- _Short exercise_
Search the listing below for "index". Copy each matching line.
++++ Provided data ++++
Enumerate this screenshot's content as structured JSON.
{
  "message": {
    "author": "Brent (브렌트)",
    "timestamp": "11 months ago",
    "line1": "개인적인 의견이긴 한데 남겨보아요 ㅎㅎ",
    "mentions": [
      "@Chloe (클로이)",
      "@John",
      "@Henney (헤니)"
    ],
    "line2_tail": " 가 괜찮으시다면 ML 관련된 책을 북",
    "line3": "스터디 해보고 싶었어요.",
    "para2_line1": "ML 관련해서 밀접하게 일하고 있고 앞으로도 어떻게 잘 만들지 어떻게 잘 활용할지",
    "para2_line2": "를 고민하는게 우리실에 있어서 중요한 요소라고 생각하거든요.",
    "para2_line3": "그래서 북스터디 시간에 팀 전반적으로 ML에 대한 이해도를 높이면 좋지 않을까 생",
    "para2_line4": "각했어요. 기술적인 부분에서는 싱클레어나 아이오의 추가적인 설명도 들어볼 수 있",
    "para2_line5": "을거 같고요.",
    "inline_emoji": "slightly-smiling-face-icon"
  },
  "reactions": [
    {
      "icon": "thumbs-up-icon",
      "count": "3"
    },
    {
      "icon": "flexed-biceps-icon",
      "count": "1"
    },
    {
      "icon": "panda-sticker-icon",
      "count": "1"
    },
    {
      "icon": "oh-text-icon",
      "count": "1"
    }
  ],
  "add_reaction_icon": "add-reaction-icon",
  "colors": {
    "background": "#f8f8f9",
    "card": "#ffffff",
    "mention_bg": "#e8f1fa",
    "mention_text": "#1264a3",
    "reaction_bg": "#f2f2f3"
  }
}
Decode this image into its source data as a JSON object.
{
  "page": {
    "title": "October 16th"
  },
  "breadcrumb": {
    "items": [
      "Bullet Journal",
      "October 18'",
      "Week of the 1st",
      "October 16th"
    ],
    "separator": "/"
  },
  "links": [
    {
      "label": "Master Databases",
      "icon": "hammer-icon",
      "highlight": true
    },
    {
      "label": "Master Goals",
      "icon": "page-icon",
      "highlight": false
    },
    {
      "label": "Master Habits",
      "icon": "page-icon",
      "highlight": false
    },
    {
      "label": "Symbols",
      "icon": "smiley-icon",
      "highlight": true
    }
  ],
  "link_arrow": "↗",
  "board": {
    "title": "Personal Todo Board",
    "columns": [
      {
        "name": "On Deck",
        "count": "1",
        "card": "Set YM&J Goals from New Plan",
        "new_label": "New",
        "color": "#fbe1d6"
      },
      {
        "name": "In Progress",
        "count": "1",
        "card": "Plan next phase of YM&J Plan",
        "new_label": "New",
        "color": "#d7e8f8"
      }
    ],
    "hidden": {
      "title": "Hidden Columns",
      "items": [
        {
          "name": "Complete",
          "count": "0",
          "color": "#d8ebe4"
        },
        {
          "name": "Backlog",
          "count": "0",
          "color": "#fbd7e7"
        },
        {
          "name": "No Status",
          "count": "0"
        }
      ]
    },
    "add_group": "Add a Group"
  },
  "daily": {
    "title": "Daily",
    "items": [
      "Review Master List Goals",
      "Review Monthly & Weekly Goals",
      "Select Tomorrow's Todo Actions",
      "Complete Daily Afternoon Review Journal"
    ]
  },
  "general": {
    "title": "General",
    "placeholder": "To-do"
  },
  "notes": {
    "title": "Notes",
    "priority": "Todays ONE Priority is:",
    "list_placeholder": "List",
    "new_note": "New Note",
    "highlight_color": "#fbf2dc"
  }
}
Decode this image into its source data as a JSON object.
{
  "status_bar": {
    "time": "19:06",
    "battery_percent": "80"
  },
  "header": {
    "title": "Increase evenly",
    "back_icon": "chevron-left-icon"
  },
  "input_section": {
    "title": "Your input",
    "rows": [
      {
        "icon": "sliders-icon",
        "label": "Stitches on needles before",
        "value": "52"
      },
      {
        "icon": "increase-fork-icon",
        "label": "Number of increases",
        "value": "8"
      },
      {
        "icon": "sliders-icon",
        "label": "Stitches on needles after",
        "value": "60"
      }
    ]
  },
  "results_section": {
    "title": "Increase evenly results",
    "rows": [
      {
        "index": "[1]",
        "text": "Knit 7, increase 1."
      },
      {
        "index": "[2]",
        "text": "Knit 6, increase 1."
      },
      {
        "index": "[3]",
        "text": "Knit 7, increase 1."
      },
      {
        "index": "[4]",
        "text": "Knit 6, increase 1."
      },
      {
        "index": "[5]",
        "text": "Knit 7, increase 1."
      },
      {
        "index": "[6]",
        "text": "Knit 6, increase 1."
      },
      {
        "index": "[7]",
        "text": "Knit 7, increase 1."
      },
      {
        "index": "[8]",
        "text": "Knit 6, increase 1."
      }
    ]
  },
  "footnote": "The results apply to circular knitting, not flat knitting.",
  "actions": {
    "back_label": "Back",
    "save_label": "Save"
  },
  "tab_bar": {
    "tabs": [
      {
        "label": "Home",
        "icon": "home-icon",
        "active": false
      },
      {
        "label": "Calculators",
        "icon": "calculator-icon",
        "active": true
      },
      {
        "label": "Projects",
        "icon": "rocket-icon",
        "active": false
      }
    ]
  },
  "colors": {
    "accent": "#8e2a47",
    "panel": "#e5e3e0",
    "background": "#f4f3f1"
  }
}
++++
- _Response to the exercise_
        "index": "[1]",
        "index": "[2]",
        "index": "[3]",
        "index": "[4]",
        "index": "[5]",
        "index": "[6]",
        "index": "[7]",
        "index": "[8]",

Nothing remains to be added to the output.